#### Your goal
Examine each line of the data. Copy those that contain the string "车辆注册".

Records from a collection
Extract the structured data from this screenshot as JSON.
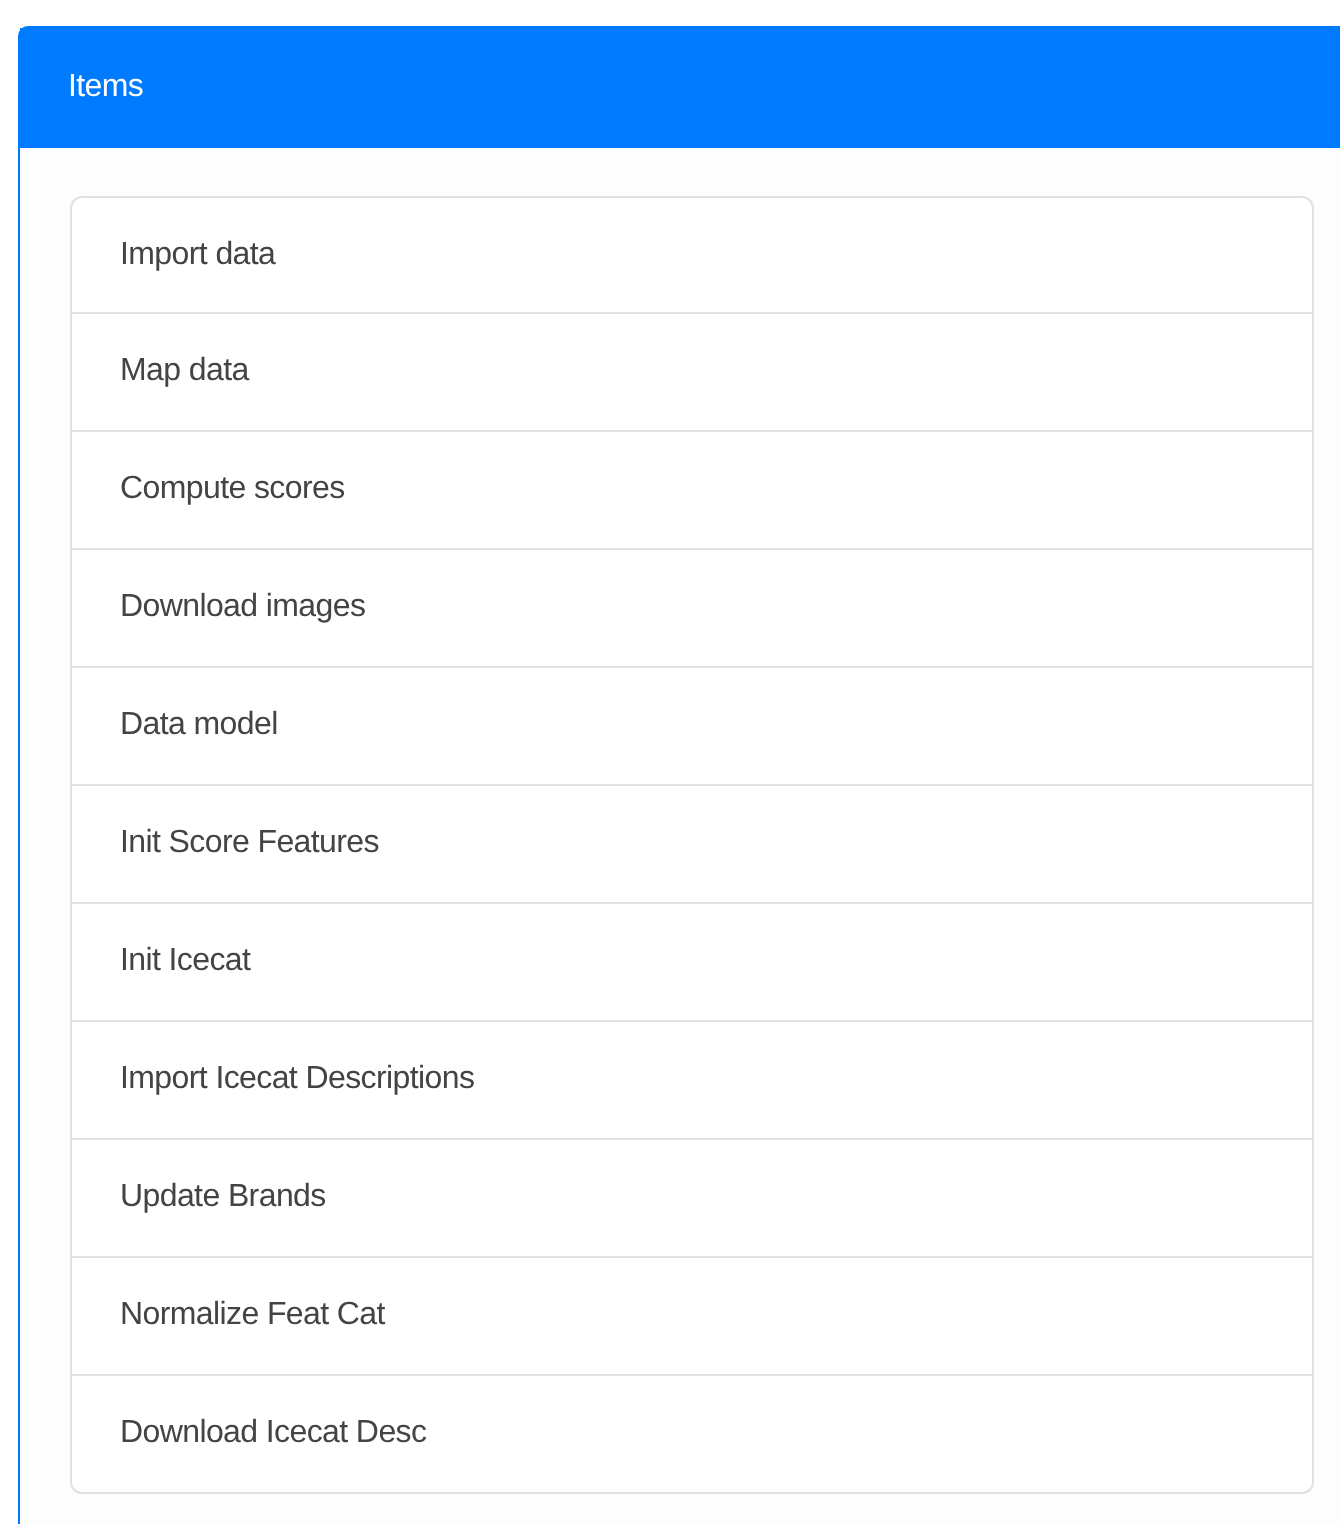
{
  "panel": {
    "title": "Items"
  },
  "items": [
    "Import data",
    "Map data",
    "Compute scores",
    "Download images",
    "Data model",
    "Init Score Features",
    "Init Icecat",
    "Import Icecat Descriptions",
    "Update Brands",
    "Normalize Feat Cat",
    "Download Icecat Desc"
  ]
}
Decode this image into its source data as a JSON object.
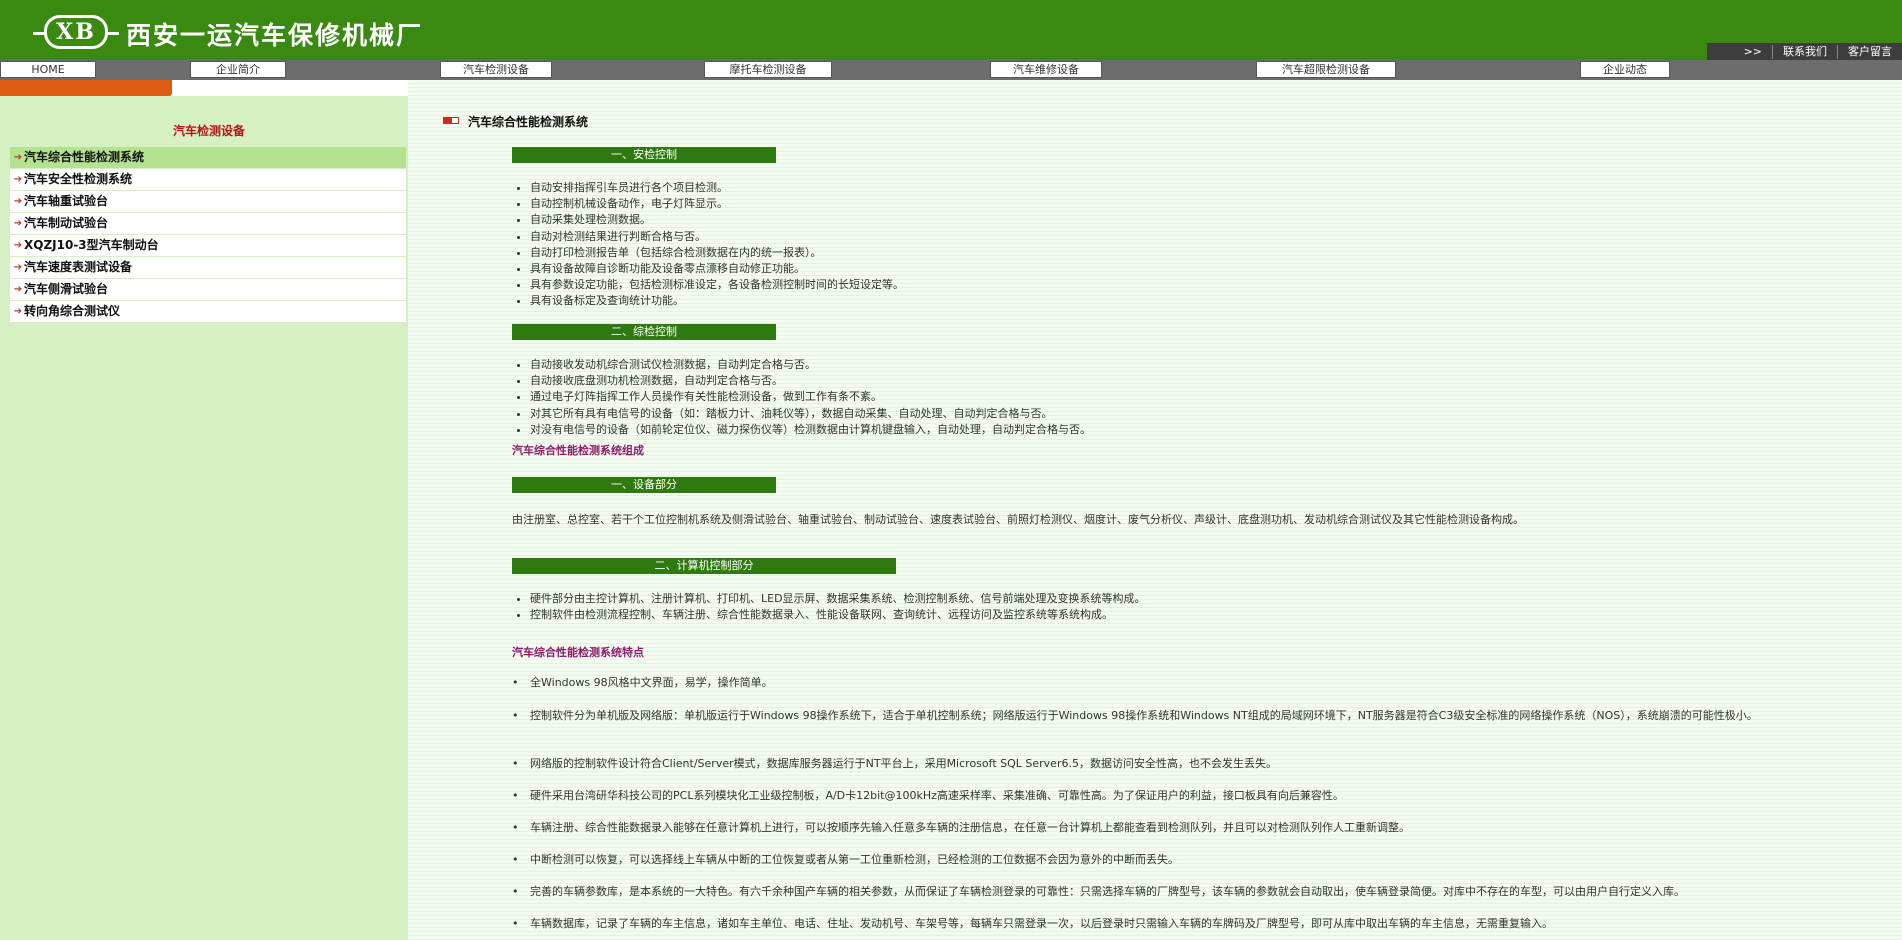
{
  "header": {
    "logo_text": "XB",
    "company_name": "西安一运汽车保修机械厂",
    "links": [
      ">>",
      "联系我们",
      "客户留言"
    ]
  },
  "nav": {
    "items": [
      "HOME",
      "企业简介",
      "汽车检测设备",
      "摩托车检测设备",
      "汽车维修设备",
      "汽车超限检测设备",
      "企业动态"
    ]
  },
  "sidebar": {
    "title": "汽车检测设备",
    "items": [
      "汽车综合性能检测系统",
      "汽车安全性检测系统",
      "汽车轴重试验台",
      "汽车制动试验台",
      "XQZJ10-3型汽车制动台",
      "汽车速度表测试设备",
      "汽车侧滑试验台",
      "转向角综合测试仪"
    ],
    "active_index": 0
  },
  "main": {
    "title": "汽车综合性能检测系统",
    "section1": {
      "title": "一、安检控制",
      "bullets": [
        "自动安排指挥引车员进行各个项目检测。",
        "自动控制机械设备动作，电子灯阵显示。",
        "自动采集处理检测数据。",
        "自动对检测结果进行判断合格与否。",
        "自动打印检测报告单（包括综合检测数据在内的统一报表）。",
        "具有设备故障自诊断功能及设备零点漂移自动修正功能。",
        "具有参数设定功能，包括检测标准设定，各设备检测控制时间的长短设定等。",
        "具有设备标定及查询统计功能。"
      ]
    },
    "section2": {
      "title": "二、综检控制",
      "bullets": [
        "自动接收发动机综合测试仪检测数据，自动判定合格与否。",
        "自动接收底盘测功机检测数据，自动判定合格与否。",
        "通过电子灯阵指挥工作人员操作有关性能检测设备，做到工作有条不紊。",
        "对其它所有具有电信号的设备（如：踏板力计、油耗仪等），数据自动采集、自动处理、自动判定合格与否。",
        "对没有电信号的设备（如前轮定位仪、磁力探伤仪等）检测数据由计算机键盘输入，自动处理，自动判定合格与否。"
      ]
    },
    "composition_heading": "汽车综合性能检测系统组成",
    "section3": {
      "title": "一、设备部分",
      "text": "由注册室、总控室、若干个工位控制机系统及侧滑试验台、轴重试验台、制动试验台、速度表试验台、前照灯检测仪、烟度计、废气分析仪、声级计、底盘测功机、发动机综合测试仪及其它性能检测设备构成。"
    },
    "section4": {
      "title": "二、计算机控制部分",
      "bullets": [
        "硬件部分由主控计算机、注册计算机、打印机、LED显示屏、数据采集系统、检测控制系统、信号前端处理及变换系统等构成。",
        "控制软件由检测流程控制、车辆注册、综合性能数据录入、性能设备联网、查询统计、远程访问及监控系统等系统构成。"
      ]
    },
    "features_heading": "汽车综合性能检测系统特点",
    "features": [
      "全Windows 98风格中文界面，易学，操作简单。",
      "控制软件分为单机版及网络版：单机版运行于Windows 98操作系统下，适合于单机控制系统；网络版运行于Windows 98操作系统和Windows NT组成的局域网环境下，NT服务器是符合C3级安全标准的网络操作系统（NOS），系统崩溃的可能性极小。",
      "网络版的控制软件设计符合Client/Server模式，数据库服务器运行于NT平台上，采用Microsoft SQL Server6.5，数据访问安全性高，也不会发生丢失。",
      "硬件采用台湾研华科技公司的PCL系列模块化工业级控制板，A/D卡12bit@100kHz高速采样率、采集准确、可靠性高。为了保证用户的利益，接口板具有向后兼容性。",
      "车辆注册、综合性能数据录入能够在任意计算机上进行，可以按顺序先输入任意多车辆的注册信息，在任意一台计算机上都能查看到检测队列，并且可以对检测队列作人工重新调整。",
      "中断检测可以恢复，可以选择线上车辆从中断的工位恢复或者从第一工位重新检测，已经检测的工位数据不会因为意外的中断而丢失。",
      "完善的车辆参数库，是本系统的一大特色。有六千余种国产车辆的相关参数，从而保证了车辆检测登录的可靠性：只需选择车辆的厂牌型号，该车辆的参数就会自动取出，使车辆登录简便。对库中不存在的车型，可以由用户自行定义入库。",
      "车辆数据库，记录了车辆的车主信息，诸如车主单位、电话、住址、发动机号、车架号等，每辆车只需登录一次，以后登录时只需输入车辆的车牌码及厂牌型号，即可从库中取出车辆的车主信息，无需重复输入。"
    ]
  },
  "colors": {
    "header_green": "#3a8a12",
    "section_bar": "#2f7a10",
    "sidebar_bg": "#d6f0c3",
    "active_item": "#b3e38e",
    "orange_strip": "#de5b14",
    "subhead_color": "#8e1d6d",
    "sidebar_title_color": "#b3171b"
  }
}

#### Response to the task
        "控制软件由检测流程控制、车辆注册、综合性能数据录入、性能设备联网、查询统计、远程访问及监控系统等系统构成。"
      "车辆注册、综合性能数据录入能够在任意计算机上进行，可以按顺序先输入任意多车辆的注册信息，在任意一台计算机上都能查看到检测队列，并且可以对检测队列作人工重新调整。",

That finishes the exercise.